Task goal: Retype, without changes, every line from the line that contains "Convert this document image to plain text." through the final line of the records. Exclude pictures.

Data excerpts:
********************
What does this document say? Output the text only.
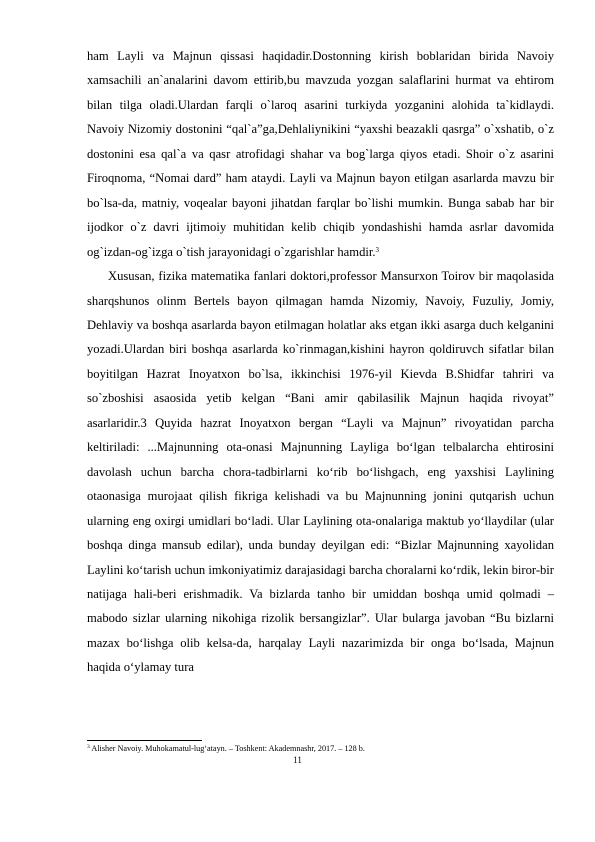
ham Layli va Majnun qissasi haqidadir.Dostonning kirish boblaridan birida Navoiy xamsachili an`analarini davom ettirib,bu mavzuda yozgan salaflarini hurmat va ehtirom bilan tilga oladi.Ulardan farqli o`laroq asarini turkiyda yozganini alohida ta`kidlaydi. Navoiy Nizomiy dostonini “qal`a”ga,Dehlaliynikini “yaxshi beazakli qasrga” o`xshatib, o`z dostonini esa qal`a va qasr atrofidagi shahar va bog`larga qiyos etadi. Shoir o`z asarini Firoqnoma, “Nomai dard” ham ataydi. Layli va Majnun bayon etilgan asarlarda mavzu bir bo`lsa-da, matniy, voqealar bayoni jihatdan farqlar bo`lishi mumkin. Bunga sabab har bir ijodkor o`z davri ijtimoiy muhitidan kelib chiqib yondashishi hamda asrlar davomida og`izdan-og`izga o`tish jarayonidagi o`zgarishlar hamdir.$^3$

Xususan, fizika matematika fanlari doktori,professor Mansurxon Toirov bir maqolasida sharqshunos olinm Bertels bayon qilmagan hamda Nizomiy, Navoiy, Fuzuliy, Jomiy, Dehlaviy va boshqa asarlarda bayon etilmagan holatlar aks etgan ikki asarga duch kelganini yozadi.Ulardan biri boshqa asarlarda ko`rinmagan,kishini hayron qoldiruvch sifatlar bilan boyitilgan Hazrat Inoyatxon bo`lsa, ikkinchisi 1976-yil Kievda B.Shidfar tahriri va so`zboshisi asaosida yetib kelgan “Bani amir qabilasilik Majnun haqida rivoyat” asarlaridir.3 Quyida hazrat Inoyatxon bergan “Layli va Majnun” rivoyatidan parcha keltiriladi: ...Majnunning ota-onasi Majnunning Layliga bo‘lgan telbalarcha ehtirosini davolash uchun barcha chora-tadbirlarni ko‘rib bo‘lishgach, eng yaxshisi Laylining otaonasiga murojaat qilish fikriga kelishadi va bu Majnunning jonini qutqarish uchun ularning eng oxirgi umidlari bo‘ladi. Ular Laylining ota-onalariga maktub yo‘llaydilar (ular boshqa dinga mansub edilar), unda bunday deyilgan edi: “Bizlar Majnunning xayolidan Laylini ko‘tarish uchun imkoniyatimiz darajasidagi barcha choralarni ko‘rdik, lekin biror-bir natijaga hali-beri erishmadik. Va bizlarda tanho bir umiddan boshqa umid qolmadi – mabodo sizlar ularning nikohiga rizolik bersangizlar”. Ular bularga javoban “Bu bizlarni mazax bo‘lishga olib kelsa-da, harqalay Layli nazarimizda bir onga bo‘lsada, Majnun haqida o‘ylamay tura

$^3$ Alisher Navoiy. Muhokamatul-lug‘atayn. – Toshkent: Akademnashr, 2017. – 128 b.
11
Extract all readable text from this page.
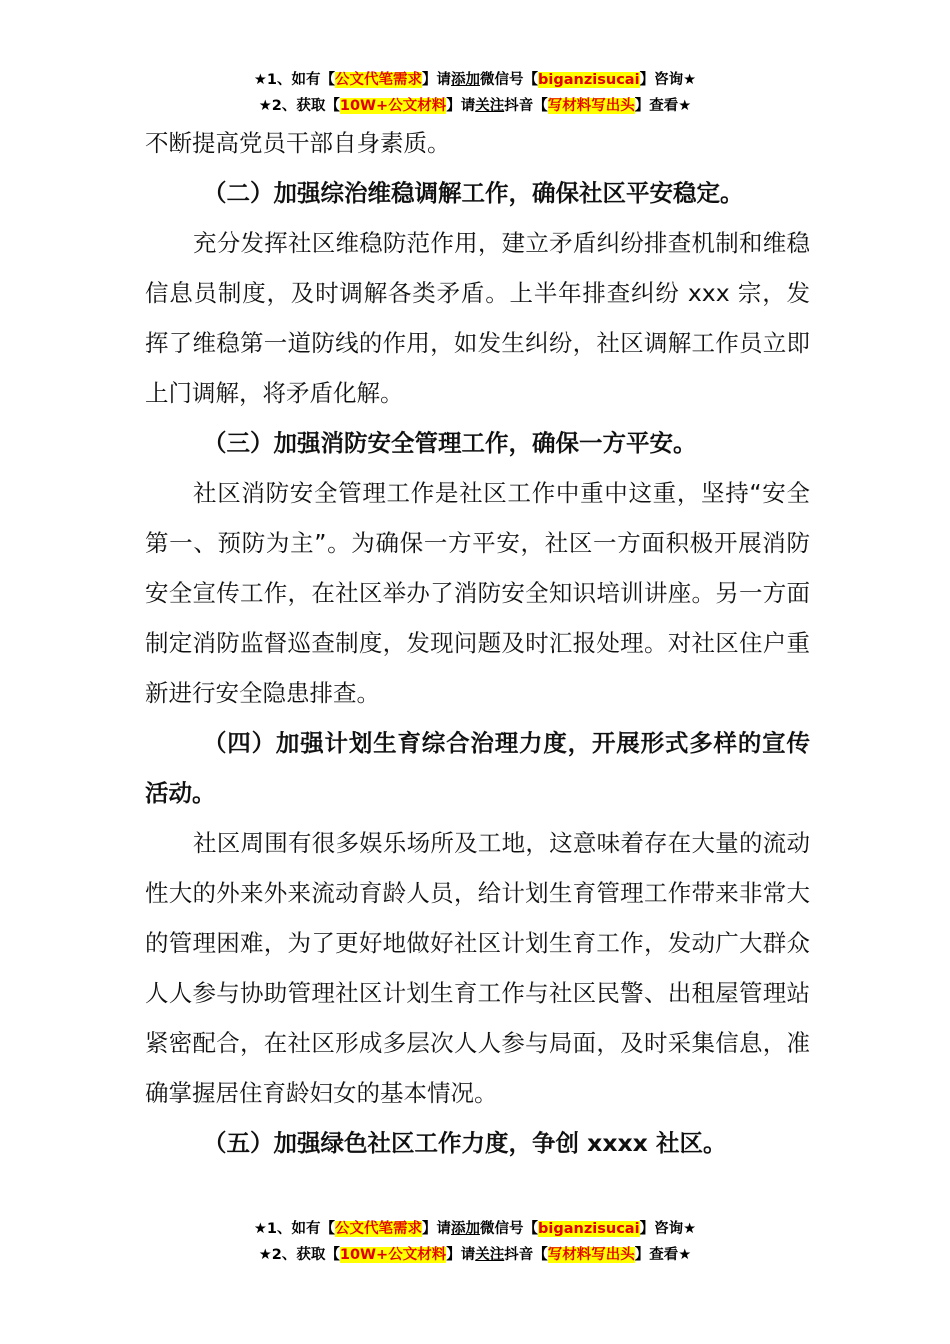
★1、如有【公文代笔需求】请添加微信号【biganzisucai】咨询★
★2、获取【10W+公文材料】请关注抖音【写材料写出头】查看★

不断提高党员干部自身素质。

（二）加强综治维稳调解工作，确保社区平安稳定。

充分发挥社区维稳防范作用，建立矛盾纠纷排查机制和维稳信息员制度，及时调解各类矛盾。上半年排查纠纷 xxx 宗，发挥了维稳第一道防线的作用，如发生纠纷，社区调解工作员立即上门调解，将矛盾化解。

（三）加强消防安全管理工作，确保一方平安。

社区消防安全管理工作是社区工作中重中这重，坚持“安全第一、预防为主”。为确保一方平安，社区一方面积极开展消防安全宣传工作，在社区举办了消防安全知识培训讲座。另一方面制定消防监督巡查制度，发现问题及时汇报处理。对社区住户重新进行安全隐患排查。

（四）加强计划生育综合治理力度，开展形式多样的宣传活动。

社区周围有很多娱乐场所及工地，这意味着存在大量的流动性大的外来外来流动育龄人员，给计划生育管理工作带来非常大的管理困难，为了更好地做好社区计划生育工作，发动广大群众人人参与协助管理社区计划生育工作与社区民警、出租屋管理站紧密配合，在社区形成多层次人人参与局面，及时采集信息，准确掌握居住育龄妇女的基本情况。

（五）加强绿色社区工作力度，争创 xxxx 社区。

★1、如有【公文代笔需求】请添加微信号【biganzisucai】咨询★
★2、获取【10W+公文材料】请关注抖音【写材料写出头】查看★
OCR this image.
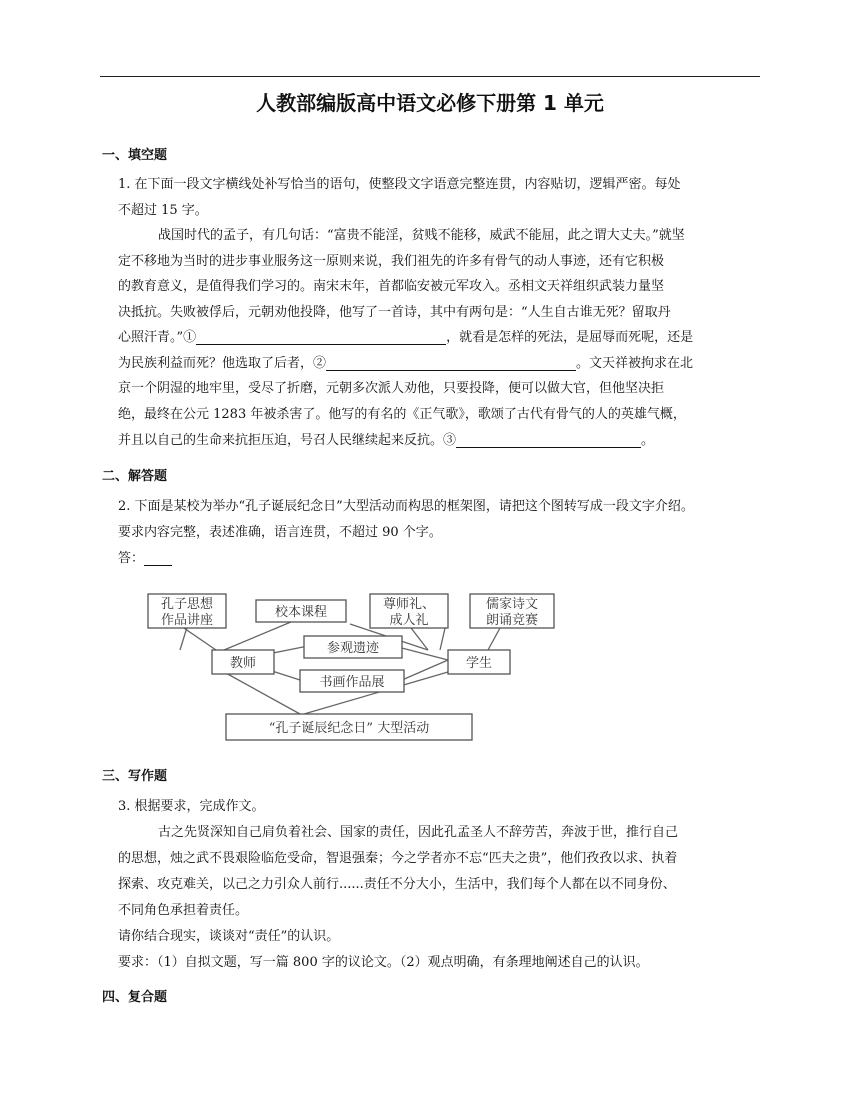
人教部编版高中语文必修下册第 1 单元
一、填空题
1. 在下面一段文字横线处补写恰当的语句，使整段文字语意完整连贯，内容贴切，逻辑严密。每处
不超过 15 字。
战国时代的孟子，有几句话：“富贵不能淫，贫贱不能移，威武不能屈，此之谓大丈夫。”就坚
定不移地为当时的进步事业服务这一原则来说，我们祖先的许多有骨气的动人事迹，还有它积极
的教育意义，是值得我们学习的。南宋末年，首都临安被元军攻入。丞相文天祥组织武装力量坚
决抵抗。失败被俘后，元朝劝他投降，他写了一首诗，其中有两句是：“人生自古谁无死？留取丹
心照汗青。”①	，就看是怎样的死法，是屈辱而死呢，还是
为民族利益而死？他选取了后者，②	。文天祥被拘求在北
京一个阴湿的地牢里，受尽了折磨，元朝多次派人劝他，只要投降，便可以做大官，但他坚决拒
绝，最终在公元 1283 年被杀害了。他写的有名的《正气歌》，歌颂了古代有骨气的人的英雄气概，
并且以自己的生命来抗拒压迫，号召人民继续起来反抗。③	。
二、解答题
2. 下面是某校为举办“孔子诞辰纪念日”大型活动而构思的框架图，请把这个图转写成一段文字介绍。
要求内容完整，表述准确，语言连贯，不超过 90 个字。
答：
孔子思想
作品讲座
校本课程
尊师礼、
成人礼
教师
参观遗迹
书画作品展
“孔子诞辰纪念日” 大型活动
儒家诗文
朗诵竞赛
学生
三、写作题
3. 根据要求，完成作文。
古之先贤深知自己肩负着社会、国家的责任，因此孔孟圣人不辞劳苦，奔波于世，推行自己
的思想，烛之武不畏艰险临危受命，智退强秦；今之学者亦不忘“匹夫之贵”，他们孜孜以求、执着
探索、攻克难关，以己之力引众人前行......责任不分大小，生活中，我们每个人都在以不同身份、
不同角色承担着责任。
请你结合现实，谈谈对“责任”的认识。
要求：（1）自拟文题，写一篇 800 字的议论文。（2）观点明确，有条理地阐述自己的认识。
四、复合题
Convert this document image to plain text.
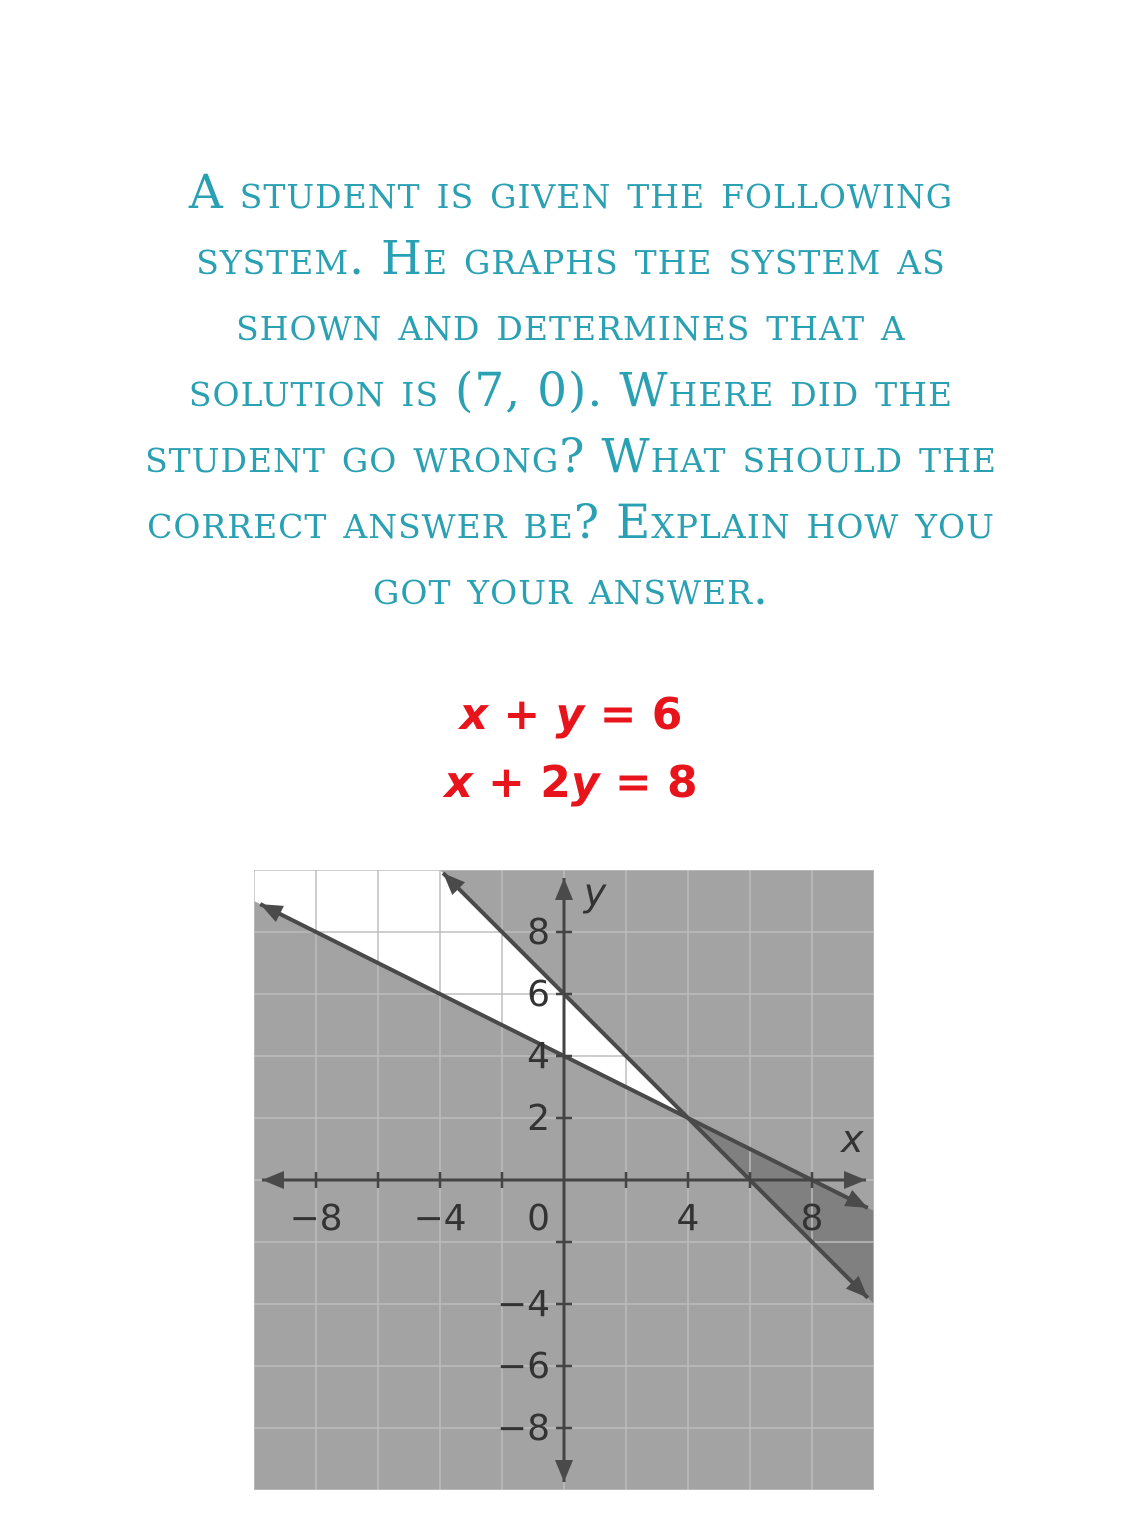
A student is given the following
system. He graphs the system as
shown and determines that a
solution is (7, 0). Where did the
student go wrong? What should the
correct answer be? Explain how you
got your answer.
x + y = 6
x + 2y = 8
−8 −4	4	8
8
6
4
2
−4
−6
−8
0
x
y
********************
Output for this task:
Convert this document image to plain text.
A student is given the following
system. He graphs the system as
shown and determines that a
solution is (7, 0). Where did the
student go wrong? What should the
correct answer be? Explain how you
got your answer.
x + y = 6
x + 2y = 8
−8 −4	4	8
8
6
4
2
−4
−6
−8
0
x
y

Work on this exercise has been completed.